_YOUR GOAL_
Check every line below for the word "India" and give only the number of lines where it appears.

_EXTRACTED INFORMATION_
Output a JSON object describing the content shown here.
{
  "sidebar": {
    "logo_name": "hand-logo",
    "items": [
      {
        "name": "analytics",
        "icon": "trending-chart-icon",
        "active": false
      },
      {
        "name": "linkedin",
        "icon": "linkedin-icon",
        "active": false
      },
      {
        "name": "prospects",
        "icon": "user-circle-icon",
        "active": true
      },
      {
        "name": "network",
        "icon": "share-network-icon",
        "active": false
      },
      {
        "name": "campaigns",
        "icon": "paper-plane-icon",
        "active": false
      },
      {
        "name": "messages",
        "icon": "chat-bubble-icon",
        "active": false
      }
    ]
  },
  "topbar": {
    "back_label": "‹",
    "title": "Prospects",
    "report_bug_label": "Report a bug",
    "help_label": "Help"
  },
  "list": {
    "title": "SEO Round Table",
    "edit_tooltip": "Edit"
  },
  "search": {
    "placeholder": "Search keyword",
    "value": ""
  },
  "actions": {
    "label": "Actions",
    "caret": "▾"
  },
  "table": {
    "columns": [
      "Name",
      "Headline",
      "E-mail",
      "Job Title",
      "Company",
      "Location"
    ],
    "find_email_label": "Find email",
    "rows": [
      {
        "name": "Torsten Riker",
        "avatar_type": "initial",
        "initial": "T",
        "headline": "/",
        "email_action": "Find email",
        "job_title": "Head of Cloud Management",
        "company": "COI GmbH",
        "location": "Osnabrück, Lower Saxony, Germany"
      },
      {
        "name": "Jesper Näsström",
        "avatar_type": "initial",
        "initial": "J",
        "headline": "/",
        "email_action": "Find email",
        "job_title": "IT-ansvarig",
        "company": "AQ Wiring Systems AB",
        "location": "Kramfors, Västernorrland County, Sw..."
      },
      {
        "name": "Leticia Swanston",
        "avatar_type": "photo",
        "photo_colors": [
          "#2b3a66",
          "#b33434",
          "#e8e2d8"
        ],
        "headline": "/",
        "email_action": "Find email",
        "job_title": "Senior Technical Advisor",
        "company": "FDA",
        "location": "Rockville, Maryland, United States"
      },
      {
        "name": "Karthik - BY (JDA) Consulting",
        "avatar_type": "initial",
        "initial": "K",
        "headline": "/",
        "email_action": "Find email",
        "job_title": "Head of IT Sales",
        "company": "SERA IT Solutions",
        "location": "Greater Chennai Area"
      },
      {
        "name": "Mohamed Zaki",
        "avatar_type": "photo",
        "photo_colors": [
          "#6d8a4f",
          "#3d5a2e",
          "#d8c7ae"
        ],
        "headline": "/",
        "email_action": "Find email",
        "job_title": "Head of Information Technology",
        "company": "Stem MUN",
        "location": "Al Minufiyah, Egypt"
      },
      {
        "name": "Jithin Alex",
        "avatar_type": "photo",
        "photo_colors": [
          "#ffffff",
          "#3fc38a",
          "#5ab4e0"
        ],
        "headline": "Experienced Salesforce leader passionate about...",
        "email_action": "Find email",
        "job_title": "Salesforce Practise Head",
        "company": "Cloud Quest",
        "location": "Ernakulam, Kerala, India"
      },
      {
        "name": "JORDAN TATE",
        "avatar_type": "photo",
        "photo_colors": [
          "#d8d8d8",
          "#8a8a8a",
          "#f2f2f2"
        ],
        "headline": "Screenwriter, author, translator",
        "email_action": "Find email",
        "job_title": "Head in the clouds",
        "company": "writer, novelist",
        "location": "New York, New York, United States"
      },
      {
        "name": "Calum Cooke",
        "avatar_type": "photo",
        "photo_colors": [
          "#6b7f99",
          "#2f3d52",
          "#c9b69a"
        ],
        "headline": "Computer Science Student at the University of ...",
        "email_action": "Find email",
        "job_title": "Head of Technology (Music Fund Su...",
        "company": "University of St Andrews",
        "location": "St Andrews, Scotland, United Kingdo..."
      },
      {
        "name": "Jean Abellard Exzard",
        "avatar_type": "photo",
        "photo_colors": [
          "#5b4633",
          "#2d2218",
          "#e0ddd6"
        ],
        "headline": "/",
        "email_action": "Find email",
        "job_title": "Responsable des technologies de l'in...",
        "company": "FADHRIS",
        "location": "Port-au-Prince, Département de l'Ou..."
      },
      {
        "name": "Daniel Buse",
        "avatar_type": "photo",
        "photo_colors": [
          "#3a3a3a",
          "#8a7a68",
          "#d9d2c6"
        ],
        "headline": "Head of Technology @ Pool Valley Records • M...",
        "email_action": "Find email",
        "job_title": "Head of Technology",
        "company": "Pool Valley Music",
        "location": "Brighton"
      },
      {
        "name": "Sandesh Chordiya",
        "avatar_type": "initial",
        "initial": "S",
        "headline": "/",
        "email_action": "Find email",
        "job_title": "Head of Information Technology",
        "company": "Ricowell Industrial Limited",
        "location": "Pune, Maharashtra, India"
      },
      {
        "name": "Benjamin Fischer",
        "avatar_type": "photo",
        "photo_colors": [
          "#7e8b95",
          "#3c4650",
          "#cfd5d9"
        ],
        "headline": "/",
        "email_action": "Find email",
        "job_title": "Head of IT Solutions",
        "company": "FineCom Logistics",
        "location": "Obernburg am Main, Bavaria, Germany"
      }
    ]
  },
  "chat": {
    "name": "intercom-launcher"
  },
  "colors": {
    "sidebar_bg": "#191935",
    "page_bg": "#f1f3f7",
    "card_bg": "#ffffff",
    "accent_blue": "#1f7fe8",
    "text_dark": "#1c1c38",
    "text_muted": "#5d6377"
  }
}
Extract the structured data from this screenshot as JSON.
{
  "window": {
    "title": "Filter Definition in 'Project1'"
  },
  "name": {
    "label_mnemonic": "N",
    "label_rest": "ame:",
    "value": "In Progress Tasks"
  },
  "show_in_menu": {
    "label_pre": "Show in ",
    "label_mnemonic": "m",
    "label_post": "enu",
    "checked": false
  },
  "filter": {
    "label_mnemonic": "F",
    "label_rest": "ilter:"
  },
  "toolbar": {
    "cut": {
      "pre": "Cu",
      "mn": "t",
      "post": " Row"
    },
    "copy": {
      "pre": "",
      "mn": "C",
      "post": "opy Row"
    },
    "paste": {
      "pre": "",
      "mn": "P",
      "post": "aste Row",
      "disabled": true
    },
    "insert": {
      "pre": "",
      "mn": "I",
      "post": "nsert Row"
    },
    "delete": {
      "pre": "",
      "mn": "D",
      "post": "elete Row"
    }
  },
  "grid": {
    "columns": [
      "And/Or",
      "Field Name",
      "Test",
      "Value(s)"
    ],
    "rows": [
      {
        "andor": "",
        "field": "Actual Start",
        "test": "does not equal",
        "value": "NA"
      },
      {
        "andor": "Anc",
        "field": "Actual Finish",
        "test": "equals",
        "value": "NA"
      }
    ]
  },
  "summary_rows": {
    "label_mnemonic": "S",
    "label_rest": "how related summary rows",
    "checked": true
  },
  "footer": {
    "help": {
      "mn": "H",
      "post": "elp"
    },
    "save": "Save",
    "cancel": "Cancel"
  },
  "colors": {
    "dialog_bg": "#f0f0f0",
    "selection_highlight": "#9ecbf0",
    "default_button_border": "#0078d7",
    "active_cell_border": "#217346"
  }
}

_OUTPUT FOR THIS TASK_
2